• Exercise objective: Extract the complete data exactly as given.

• Supplied records:
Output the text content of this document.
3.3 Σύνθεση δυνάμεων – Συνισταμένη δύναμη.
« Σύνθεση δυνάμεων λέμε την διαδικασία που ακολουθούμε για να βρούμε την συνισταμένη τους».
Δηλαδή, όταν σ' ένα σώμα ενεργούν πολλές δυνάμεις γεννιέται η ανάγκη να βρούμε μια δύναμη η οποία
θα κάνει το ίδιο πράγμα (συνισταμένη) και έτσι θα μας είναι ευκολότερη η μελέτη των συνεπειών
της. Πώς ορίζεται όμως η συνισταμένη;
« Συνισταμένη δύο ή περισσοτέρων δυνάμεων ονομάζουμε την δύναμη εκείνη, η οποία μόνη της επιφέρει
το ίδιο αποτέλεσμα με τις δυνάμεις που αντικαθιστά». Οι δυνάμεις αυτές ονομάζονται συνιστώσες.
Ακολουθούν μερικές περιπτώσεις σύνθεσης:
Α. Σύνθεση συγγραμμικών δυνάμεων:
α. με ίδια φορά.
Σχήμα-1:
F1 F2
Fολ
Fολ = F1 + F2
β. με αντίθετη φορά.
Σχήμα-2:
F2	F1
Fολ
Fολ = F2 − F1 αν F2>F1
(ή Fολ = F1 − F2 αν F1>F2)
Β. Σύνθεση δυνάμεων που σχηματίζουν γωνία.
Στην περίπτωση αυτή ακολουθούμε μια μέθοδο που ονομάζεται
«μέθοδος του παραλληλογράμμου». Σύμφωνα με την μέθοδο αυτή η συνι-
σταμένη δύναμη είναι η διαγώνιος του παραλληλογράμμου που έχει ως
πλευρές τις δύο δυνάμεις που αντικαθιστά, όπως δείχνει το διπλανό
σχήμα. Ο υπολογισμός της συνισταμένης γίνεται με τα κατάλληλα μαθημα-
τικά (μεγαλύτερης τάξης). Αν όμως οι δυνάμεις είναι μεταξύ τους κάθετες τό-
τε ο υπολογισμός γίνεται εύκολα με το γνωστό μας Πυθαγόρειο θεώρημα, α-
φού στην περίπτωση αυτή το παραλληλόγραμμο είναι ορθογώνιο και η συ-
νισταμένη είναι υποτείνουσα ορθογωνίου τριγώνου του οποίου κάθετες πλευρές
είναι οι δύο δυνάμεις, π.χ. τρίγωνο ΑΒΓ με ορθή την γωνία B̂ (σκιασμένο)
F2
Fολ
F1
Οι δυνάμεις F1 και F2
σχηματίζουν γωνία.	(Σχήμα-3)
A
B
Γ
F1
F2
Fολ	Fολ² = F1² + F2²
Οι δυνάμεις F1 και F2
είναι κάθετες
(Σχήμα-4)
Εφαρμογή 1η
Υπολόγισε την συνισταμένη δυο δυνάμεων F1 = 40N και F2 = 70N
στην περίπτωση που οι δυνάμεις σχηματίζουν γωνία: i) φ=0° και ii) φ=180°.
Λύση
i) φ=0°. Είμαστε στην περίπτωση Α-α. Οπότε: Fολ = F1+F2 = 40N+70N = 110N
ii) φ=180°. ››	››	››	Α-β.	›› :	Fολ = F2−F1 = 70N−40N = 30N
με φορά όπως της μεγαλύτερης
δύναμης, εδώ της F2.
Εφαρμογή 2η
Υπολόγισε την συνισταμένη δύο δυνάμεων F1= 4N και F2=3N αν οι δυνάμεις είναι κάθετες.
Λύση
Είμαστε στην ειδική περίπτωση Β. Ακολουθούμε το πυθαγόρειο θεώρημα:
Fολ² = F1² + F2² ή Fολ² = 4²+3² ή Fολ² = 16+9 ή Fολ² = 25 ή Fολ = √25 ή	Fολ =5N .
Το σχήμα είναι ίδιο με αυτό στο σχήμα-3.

• Problem solution:
Output the text content of this document.
3.3 Σύνθεση δυνάμεων – Συνισταμένη δύναμη.
« Σύνθεση δυνάμεων λέμε την διαδικασία που ακολουθούμε για να βρούμε την συνισταμένη τους».
Δηλαδή, όταν σ' ένα σώμα ενεργούν πολλές δυνάμεις γεννιέται η ανάγκη να βρούμε μια δύναμη η οποία
θα κάνει το ίδιο πράγμα (συνισταμένη) και έτσι θα μας είναι ευκολότερη η μελέτη των συνεπειών
της. Πώς ορίζεται όμως η συνισταμένη;
« Συνισταμένη δύο ή περισσοτέρων δυνάμεων ονομάζουμε την δύναμη εκείνη, η οποία μόνη της επιφέρει
το ίδιο αποτέλεσμα με τις δυνάμεις που αντικαθιστά». Οι δυνάμεις αυτές ονομάζονται συνιστώσες.
Ακολουθούν μερικές περιπτώσεις σύνθεσης:
Α. Σύνθεση συγγραμμικών δυνάμεων:
α. με ίδια φορά.
Σχήμα-1:
F1 F2
Fολ
Fολ = F1 + F2
β. με αντίθετη φορά.
Σχήμα-2:
F2	F1
Fολ
Fολ = F2 − F1 αν F2>F1
(ή Fολ = F1 − F2 αν F1>F2)
Β. Σύνθεση δυνάμεων που σχηματίζουν γωνία.
Στην περίπτωση αυτή ακολουθούμε μια μέθοδο που ονομάζεται
«μέθοδος του παραλληλογράμμου». Σύμφωνα με την μέθοδο αυτή η συνι-
σταμένη δύναμη είναι η διαγώνιος του παραλληλογράμμου που έχει ως
πλευρές τις δύο δυνάμεις που αντικαθιστά, όπως δείχνει το διπλανό
σχήμα. Ο υπολογισμός της συνισταμένης γίνεται με τα κατάλληλα μαθημα-
τικά (μεγαλύτερης τάξης). Αν όμως οι δυνάμεις είναι μεταξύ τους κάθετες τό-
τε ο υπολογισμός γίνεται εύκολα με το γνωστό μας Πυθαγόρειο θεώρημα, α-
φού στην περίπτωση αυτή το παραλληλόγραμμο είναι ορθογώνιο και η συ-
νισταμένη είναι υποτείνουσα ορθογωνίου τριγώνου του οποίου κάθετες πλευρές
είναι οι δύο δυνάμεις, π.χ. τρίγωνο ΑΒΓ με ορθή την γωνία B̂ (σκιασμένο)
F2
Fολ
F1
Οι δυνάμεις F1 και F2
σχηματίζουν γωνία.	(Σχήμα-3)
A
B
Γ
F1
F2
Fολ	Fολ² = F1² + F2²
Οι δυνάμεις F1 και F2
είναι κάθετες
(Σχήμα-4)
Εφαρμογή 1η
Υπολόγισε την συνισταμένη δυο δυνάμεων F1 = 40N και F2 = 70N
στην περίπτωση που οι δυνάμεις σχηματίζουν γωνία: i) φ=0° και ii) φ=180°.
Λύση
i) φ=0°. Είμαστε στην περίπτωση Α-α. Οπότε: Fολ = F1+F2 = 40N+70N = 110N
ii) φ=180°. ››	››	››	Α-β.	›› :	Fολ = F2−F1 = 70N−40N = 30N
με φορά όπως της μεγαλύτερης
δύναμης, εδώ της F2.
Εφαρμογή 2η
Υπολόγισε την συνισταμένη δύο δυνάμεων F1= 4N και F2=3N αν οι δυνάμεις είναι κάθετες.
Λύση
Είμαστε στην ειδική περίπτωση Β. Ακολουθούμε το πυθαγόρειο θεώρημα:
Fολ² = F1² + F2² ή Fολ² = 4²+3² ή Fολ² = 16+9 ή Fολ² = 25 ή Fολ = √25 ή	Fολ =5N .
Το σχήμα είναι ίδιο με αυτό στο σχήμα-3.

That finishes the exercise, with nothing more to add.